Dataset entries
_____

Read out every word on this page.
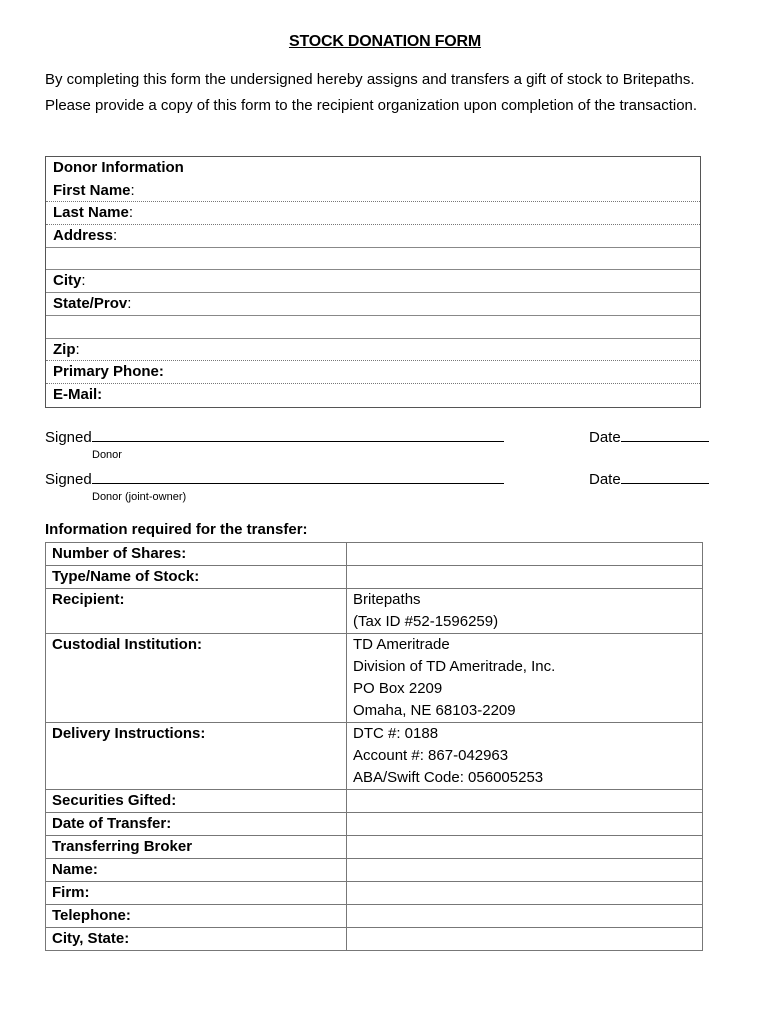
STOCK DONATION FORM
By completing this form the undersigned hereby assigns and transfers a gift of stock to Britepaths. Please provide a copy of this form to the recipient organization upon completion of the transaction.
Donor Information
First Name:
Last Name:
Address:
City:
State/Prov:
Zip:
Primary Phone:
E-Mail:
Signed	Date
Donor
Signed	Date
Donor (joint-owner)
Information required for the transfer:
Number of Shares:	
Type/Name of Stock:	
Recipient:	Britepaths
(Tax ID #52-1596259)

Custodial Institution:	TD Ameritrade
Division of TD Ameritrade, Inc.
PO Box 2209
Omaha, NE 68103-2209

Delivery Instructions:	DTC #: 0188
Account #: 867-042963
ABA/Swift Code: 056005253

Securities Gifted:	
Date of Transfer:	
Transferring Broker	
Name:	
Firm:	
Telephone:	
City, State:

_____

What is being asked: Show every line where the string "Information" appears.

Complete answer:
Donor Information
Information required for the transfer:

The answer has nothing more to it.